§ **TASK TO COMPLETE**
Locate the lines where "Bottom" occurs and copy them as they stand.

§ **Dataset items**
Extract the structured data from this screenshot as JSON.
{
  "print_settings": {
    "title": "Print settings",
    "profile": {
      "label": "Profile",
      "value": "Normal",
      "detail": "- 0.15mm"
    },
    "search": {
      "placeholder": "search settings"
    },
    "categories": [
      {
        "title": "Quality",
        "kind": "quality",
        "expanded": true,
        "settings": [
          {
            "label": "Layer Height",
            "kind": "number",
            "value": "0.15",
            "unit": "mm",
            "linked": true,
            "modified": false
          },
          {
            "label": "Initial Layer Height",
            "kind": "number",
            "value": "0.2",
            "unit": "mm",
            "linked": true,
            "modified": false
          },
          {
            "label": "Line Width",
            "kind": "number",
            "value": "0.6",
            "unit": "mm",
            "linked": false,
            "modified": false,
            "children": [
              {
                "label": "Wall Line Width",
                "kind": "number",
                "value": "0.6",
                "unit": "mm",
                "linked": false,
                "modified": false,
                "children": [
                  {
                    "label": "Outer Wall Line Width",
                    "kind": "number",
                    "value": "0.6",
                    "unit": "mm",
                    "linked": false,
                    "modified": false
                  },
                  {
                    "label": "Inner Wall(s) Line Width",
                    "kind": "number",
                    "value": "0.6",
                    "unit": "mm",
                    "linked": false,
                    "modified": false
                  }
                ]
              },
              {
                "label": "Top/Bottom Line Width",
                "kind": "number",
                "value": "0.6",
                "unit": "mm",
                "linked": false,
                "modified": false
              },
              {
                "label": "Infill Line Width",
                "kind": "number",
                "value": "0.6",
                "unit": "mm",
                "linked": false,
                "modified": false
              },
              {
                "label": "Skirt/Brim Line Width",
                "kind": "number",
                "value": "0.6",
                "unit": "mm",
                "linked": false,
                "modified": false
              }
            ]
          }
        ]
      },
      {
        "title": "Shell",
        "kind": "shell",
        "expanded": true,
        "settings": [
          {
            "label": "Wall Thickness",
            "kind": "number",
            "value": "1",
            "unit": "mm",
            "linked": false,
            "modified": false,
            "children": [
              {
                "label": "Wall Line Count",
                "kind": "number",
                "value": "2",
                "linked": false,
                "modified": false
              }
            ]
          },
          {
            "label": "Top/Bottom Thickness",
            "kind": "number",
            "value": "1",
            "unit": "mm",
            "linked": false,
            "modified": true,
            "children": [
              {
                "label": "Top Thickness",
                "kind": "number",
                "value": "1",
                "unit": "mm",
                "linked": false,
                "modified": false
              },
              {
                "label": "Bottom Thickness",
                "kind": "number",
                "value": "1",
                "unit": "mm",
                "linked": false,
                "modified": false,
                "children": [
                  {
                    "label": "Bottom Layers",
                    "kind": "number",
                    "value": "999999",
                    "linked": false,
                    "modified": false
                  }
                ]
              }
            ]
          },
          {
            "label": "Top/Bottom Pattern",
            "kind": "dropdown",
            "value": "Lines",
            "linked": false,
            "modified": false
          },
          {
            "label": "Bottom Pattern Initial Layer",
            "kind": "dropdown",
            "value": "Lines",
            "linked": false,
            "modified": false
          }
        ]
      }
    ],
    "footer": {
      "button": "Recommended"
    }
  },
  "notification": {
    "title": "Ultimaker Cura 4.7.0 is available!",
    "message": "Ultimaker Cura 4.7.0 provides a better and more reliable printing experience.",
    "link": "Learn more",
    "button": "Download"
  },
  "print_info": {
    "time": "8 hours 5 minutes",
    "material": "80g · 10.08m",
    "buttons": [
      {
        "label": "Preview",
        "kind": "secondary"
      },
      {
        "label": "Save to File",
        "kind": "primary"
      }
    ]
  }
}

§ **FINISHED EXERCISE**
                "label": "Top/Bottom Line Width",
            "label": "Top/Bottom Thickness",
                "label": "Bottom Thickness",
                    "label": "Bottom Layers",
            "label": "Top/Bottom Pattern",
            "label": "Bottom Pattern Initial Layer",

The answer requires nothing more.